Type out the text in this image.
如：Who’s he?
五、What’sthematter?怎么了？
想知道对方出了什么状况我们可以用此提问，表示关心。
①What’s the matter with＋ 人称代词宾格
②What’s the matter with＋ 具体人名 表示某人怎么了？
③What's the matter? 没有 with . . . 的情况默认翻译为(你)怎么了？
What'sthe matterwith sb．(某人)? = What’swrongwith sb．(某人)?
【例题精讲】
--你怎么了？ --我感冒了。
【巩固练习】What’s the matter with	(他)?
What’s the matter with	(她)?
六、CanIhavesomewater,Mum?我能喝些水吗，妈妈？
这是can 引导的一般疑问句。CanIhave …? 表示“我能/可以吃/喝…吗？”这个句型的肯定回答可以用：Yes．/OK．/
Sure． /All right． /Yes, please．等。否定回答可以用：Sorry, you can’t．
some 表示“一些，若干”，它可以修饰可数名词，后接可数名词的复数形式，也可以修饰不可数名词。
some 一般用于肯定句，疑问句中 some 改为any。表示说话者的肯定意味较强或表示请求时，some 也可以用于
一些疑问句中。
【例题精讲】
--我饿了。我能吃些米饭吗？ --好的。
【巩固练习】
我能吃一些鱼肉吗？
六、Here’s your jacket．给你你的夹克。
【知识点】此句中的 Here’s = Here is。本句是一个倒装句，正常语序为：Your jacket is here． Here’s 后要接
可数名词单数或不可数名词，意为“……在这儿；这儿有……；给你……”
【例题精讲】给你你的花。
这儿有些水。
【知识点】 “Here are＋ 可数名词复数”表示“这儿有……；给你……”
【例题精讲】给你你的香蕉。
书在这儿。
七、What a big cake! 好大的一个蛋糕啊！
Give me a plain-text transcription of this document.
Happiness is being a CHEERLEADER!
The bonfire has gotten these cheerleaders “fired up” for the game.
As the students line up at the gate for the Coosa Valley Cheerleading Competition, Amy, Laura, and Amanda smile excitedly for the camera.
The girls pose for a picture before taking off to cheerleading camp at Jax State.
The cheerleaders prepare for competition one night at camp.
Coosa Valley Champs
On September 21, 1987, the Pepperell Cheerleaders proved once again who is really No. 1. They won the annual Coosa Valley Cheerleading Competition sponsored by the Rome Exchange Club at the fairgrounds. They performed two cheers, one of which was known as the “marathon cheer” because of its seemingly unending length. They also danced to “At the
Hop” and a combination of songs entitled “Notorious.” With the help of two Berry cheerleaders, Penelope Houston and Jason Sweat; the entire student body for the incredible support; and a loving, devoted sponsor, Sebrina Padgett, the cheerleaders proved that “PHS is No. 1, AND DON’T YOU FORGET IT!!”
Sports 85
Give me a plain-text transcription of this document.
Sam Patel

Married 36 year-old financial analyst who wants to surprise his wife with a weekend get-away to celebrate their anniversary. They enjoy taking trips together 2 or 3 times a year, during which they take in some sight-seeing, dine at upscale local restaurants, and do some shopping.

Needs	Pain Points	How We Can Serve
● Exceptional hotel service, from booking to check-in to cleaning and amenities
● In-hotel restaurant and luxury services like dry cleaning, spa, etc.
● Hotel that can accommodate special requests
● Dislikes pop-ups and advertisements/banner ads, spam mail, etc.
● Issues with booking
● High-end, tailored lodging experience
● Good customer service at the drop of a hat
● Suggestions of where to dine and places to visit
================================
Search the entries for the word "booking" and gather every line where it appears.

*Result for this exercise*.
● Exceptional hotel service, from booking to check-in to cleaning and amenities
● Issues with booking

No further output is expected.